### [WHAT TO WORK ON]
Copy every line of the entries that includes the word "其余全部用于物业服务合同约定的支出".

### [DATA PROVIDED]
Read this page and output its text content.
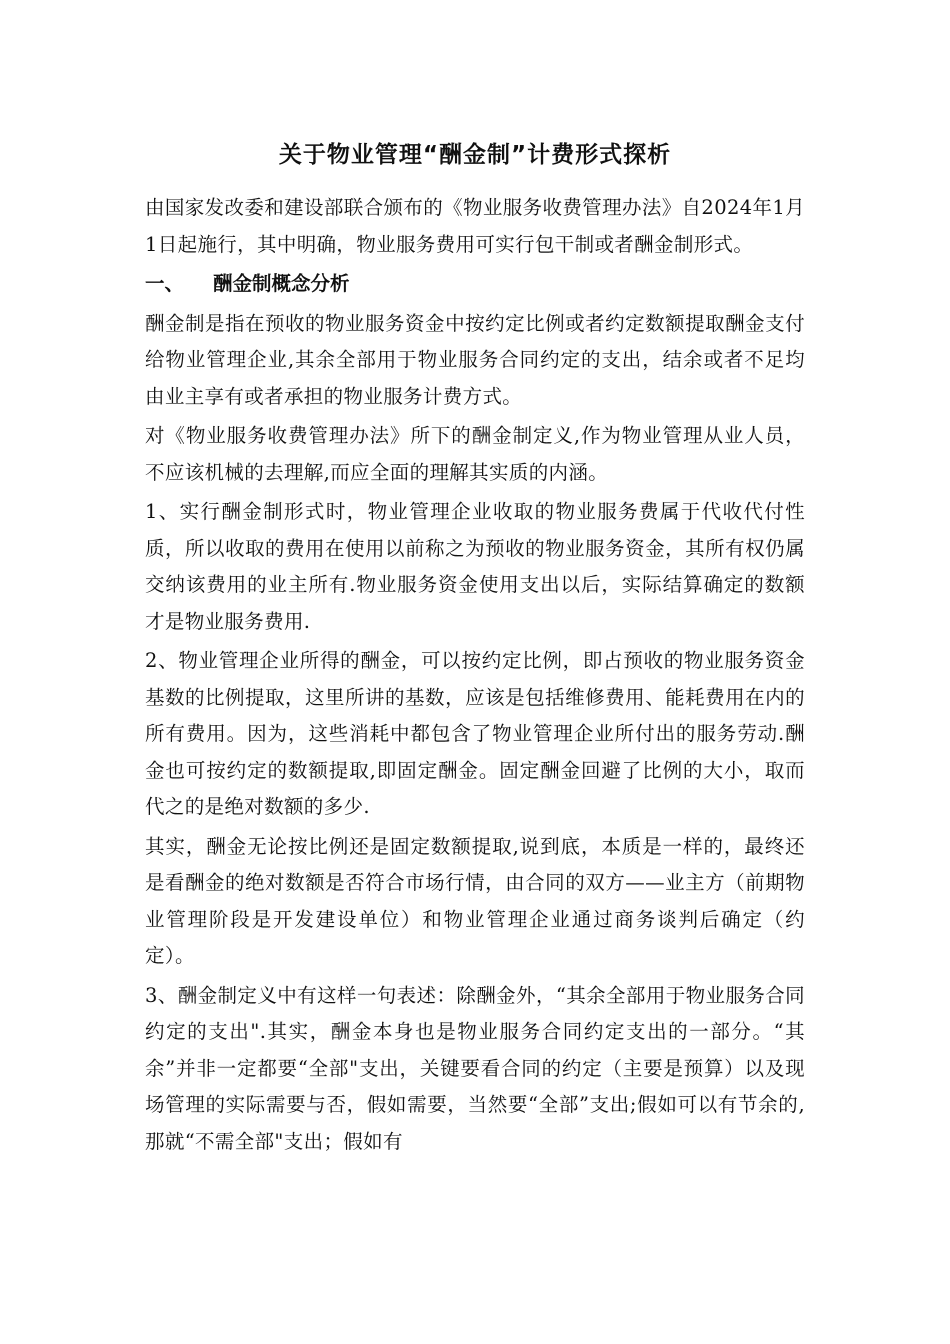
关于物业管理“酬金制”计费形式探析

由国家发改委和建设部联合颁布的《物业服务收费管理办法》自2024年1月1日起施行，其中明确，物业服务费用可实行包干制或者酬金制形式。

一、	酬金制概念分析

酬金制是指在预收的物业服务资金中按约定比例或者约定数额提取酬金支付给物业管理企业,其余全部用于物业服务合同约定的支出，结余或者不足均由业主享有或者承担的物业服务计费方式。

对《物业服务收费管理办法》所下的酬金制定义,作为物业管理从业人员，不应该机械的去理解,而应全面的理解其实质的内涵。

1、实行酬金制形式时，物业管理企业收取的物业服务费属于代收代付性质，所以收取的费用在使用以前称之为预收的物业服务资金，其所有权仍属交纳该费用的业主所有.物业服务资金使用支出以后，实际结算确定的数额才是物业服务费用.

2、物业管理企业所得的酬金，可以按约定比例，即占预收的物业服务资金基数的比例提取，这里所讲的基数，应该是包括维修费用、能耗费用在内的所有费用。因为，这些消耗中都包含了物业管理企业所付出的服务劳动.酬金也可按约定的数额提取,即固定酬金。固定酬金回避了比例的大小，取而代之的是绝对数额的多少.

其实，酬金无论按比例还是固定数额提取,说到底，本质是一样的，最终还是看酬金的绝对数额是否符合市场行情，由合同的双方——业主方（前期物业管理阶段是开发建设单位）和物业管理企业通过商务谈判后确定（约定）。

3、酬金制定义中有这样一句表述：除酬金外，“其余全部用于物业服务合同约定的支出".其实，酬金本身也是物业服务合同约定支出的一部分。“其余”并非一定都要“全部"支出，关键要看合同的约定（主要是预算）以及现场管理的实际需要与否，假如需要，当然要“全部”支出;假如可以有节余的,那就“不需全部"支出；假如有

### [COMPLETE RESPONSE]
酬金制是指在预收的物业服务资金中按约定比例或者约定数额提取酬金支付给物业管理企业,其余全部用于物业服务合同约定的支出，结余或者不足均由业主享有或者承担的物业服务计费方式。
3、酬金制定义中有这样一句表述：除酬金外，“其余全部用于物业服务合同约定的支出".其实，酬金本身也是物业服务合同约定支出的一部分。“其余”并非一定都要“全部"支出，关键要看合同的约定（主要是预算）以及现场管理的实际需要与否，假如需要，当然要“全部”支出;假如可以有节余的,那就“不需全部"支出；假如有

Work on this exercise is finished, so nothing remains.